▶ [Document excerpt]
◆ ◆ ◆ ◆ ◆ ◆ ◆
Leslie Felperin, The Hollywood Reporter

... although the script is sometimes a little too on-the-nose in its delivery of the requisite, development-money-approved dramatic beats, Cividino [sic] loose, free-flow rhythm disguises the joins effortlessly, and semi-improvised sounding verbal jousting between the boys achieves an impressive naturalism...
What’s particularly admirable here is the way the cast and filmmakers illuminate not just the wit and charm of young men, but also the callow cruelty of youth, driven by a killer combination of naïve idealism, solipsism, poor self-esteem, and raging hormones. Aptly chosen locations and production design collaborate effectively to evoke the scuzzy glamor of resort-town games arcades and golf courses, while Chris Thornborrow andBruce Peninsula’s elegiac score casts a spell.

Tim Grierson, Screen Daily

As Sleeping Giant opens, an ominous, pounding, percussive score atop images of natural beauty alert the audience that not all will be idyllic in this teen tale. Unfortunately, Cividino, developing the material from a 17-minute short he made last year, tips his hand in such a way that viewers are prepared to expect a dark turn in what initially seems like an unassuming slice-of-life film...

Cividino digs beneath the surface, though, to illuminate male-bonding rituals, especially how young men jockey for position and try to assert dominance. Cinematographer James Klopko documents the gorgeous water and beautiful wide-open spaces where these boys are vacationing, but Sleeping Giant consistently undercuts the lakeside eye candy by reminding us of the boys’ unfiltered testosterone, which provokes Riley and Nate to act out and impressionable Adam to follow their lead.

Mehdi Omaïs, Metro

Says that Canada has found its Stand By Me and more:

Avec The Sleeping Giant, Andrew Cividino annonce la couleur d’entrée. Son traitement visuel, bien que traversé par de jolis instants suspendus, fait fi de symbolisme clé-en-main, de métaphores faciles et autres afféteries inhérentes aux premiers longs métrages sur le sujet.

Malgré une trame convenue, dont les grandes lignes ont été exploitées ailleurs jusqu’à leurs lies, Cividino parvient à imprimer sa sensibilité aux rapports qu’unissent les trois bonhommes. Tournant le dos à la mièvrerie, il explore les dédales d’une période où tout compte pour (sur)vivre : le poids des mots, des non-dits, les peurs enfouies, les délires de jeunesse, ceux qui forgent ou anéantissent…

-my translation:
With Sleeping Giant, Andrew Cividino sets the bar. His visual treatment, although crossed by pretty suspended moments, disregards turn-key symbolism of easy metaphors and other affectations inherent feature debuts on the subject.

Despite a conventional framework, whose broad outlines have been exploited elsewhere until their dregs Cividino successfully prints his sensitivity to the relationships that unite the three boys. Turning his back on sentimentality, he explores the intricacies of a period where everything counts for survival: the weight of words unspoken, buried fears, youthful delusions, etc.
◆ ◆ ◆ ◆ ◆ ◆ ◆
▶ [Data for review]
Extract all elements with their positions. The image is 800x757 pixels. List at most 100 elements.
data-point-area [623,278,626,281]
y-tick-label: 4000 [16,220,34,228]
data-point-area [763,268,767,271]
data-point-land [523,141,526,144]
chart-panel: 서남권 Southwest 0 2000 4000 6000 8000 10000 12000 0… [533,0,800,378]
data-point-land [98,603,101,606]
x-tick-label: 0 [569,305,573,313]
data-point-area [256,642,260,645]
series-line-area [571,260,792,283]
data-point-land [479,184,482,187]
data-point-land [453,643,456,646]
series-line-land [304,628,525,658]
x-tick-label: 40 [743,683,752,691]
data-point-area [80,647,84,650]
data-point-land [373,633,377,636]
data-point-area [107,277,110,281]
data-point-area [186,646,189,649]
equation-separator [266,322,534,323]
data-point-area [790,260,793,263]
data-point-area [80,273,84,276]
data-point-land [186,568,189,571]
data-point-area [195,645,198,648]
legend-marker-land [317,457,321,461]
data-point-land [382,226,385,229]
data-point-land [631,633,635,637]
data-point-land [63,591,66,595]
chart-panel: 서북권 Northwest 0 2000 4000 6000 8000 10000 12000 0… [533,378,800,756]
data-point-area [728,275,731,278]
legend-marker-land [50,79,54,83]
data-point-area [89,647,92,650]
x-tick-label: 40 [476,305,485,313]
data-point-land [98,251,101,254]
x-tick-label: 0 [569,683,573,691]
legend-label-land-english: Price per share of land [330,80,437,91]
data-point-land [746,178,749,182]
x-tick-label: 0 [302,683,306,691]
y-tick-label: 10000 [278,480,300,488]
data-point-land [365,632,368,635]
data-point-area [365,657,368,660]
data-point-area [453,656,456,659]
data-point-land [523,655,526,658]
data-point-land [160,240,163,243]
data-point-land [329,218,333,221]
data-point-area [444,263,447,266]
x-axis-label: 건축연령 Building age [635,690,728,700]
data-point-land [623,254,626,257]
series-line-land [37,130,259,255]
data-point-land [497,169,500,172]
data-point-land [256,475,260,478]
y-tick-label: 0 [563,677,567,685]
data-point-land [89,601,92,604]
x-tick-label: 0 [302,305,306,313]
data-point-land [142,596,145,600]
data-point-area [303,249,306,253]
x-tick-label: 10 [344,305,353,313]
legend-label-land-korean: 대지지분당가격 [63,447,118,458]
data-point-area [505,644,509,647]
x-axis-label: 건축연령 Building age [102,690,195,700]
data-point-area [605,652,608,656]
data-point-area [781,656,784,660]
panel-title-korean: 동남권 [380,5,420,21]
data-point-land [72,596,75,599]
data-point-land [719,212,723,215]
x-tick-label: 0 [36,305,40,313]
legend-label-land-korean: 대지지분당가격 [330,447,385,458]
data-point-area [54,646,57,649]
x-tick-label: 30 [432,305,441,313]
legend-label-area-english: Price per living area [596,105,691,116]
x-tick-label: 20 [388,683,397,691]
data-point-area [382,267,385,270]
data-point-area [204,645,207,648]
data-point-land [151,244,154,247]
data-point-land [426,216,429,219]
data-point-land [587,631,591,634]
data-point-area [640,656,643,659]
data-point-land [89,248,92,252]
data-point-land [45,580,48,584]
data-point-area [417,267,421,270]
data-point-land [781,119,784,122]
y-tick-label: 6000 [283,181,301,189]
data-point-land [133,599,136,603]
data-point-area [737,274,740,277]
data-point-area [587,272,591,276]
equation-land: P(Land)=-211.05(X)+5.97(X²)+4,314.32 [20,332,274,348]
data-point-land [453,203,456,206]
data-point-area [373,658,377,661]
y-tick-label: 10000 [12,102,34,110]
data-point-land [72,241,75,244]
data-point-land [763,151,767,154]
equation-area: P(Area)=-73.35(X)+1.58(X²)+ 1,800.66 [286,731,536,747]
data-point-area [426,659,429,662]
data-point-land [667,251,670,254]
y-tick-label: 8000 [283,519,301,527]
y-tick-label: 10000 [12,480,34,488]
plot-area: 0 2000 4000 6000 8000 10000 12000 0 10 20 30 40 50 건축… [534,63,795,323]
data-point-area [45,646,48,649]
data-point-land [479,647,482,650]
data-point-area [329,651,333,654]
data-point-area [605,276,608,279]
◆ ◆ ◆ ◆ ◆ ◆ ◆
▶ [Brief 1] According to the Sleeping Giant reviews, who is the film's cinematographer?
▶ [Brief 2] Please repeat the Sleeping Giant reviews from "What’s particularly admirable" up to and including "casts a spell.".

▶ [Task solution 1] James Klopko

▶ [Task solution 2]
What’s particularly admirable here is the way the cast and filmmakers illuminate not just the wit and charm of young men, but also the callow cruelty of youth, driven by a killer combination of naïve idealism, solipsism, poor self-esteem, and raging hormones. Aptly chosen locations and production design collaborate effectively to evoke the scuzzy glamor of resort-town games arcades and golf courses, while Chris Thornborrow andBruce Peninsula’s elegiac score casts a spell.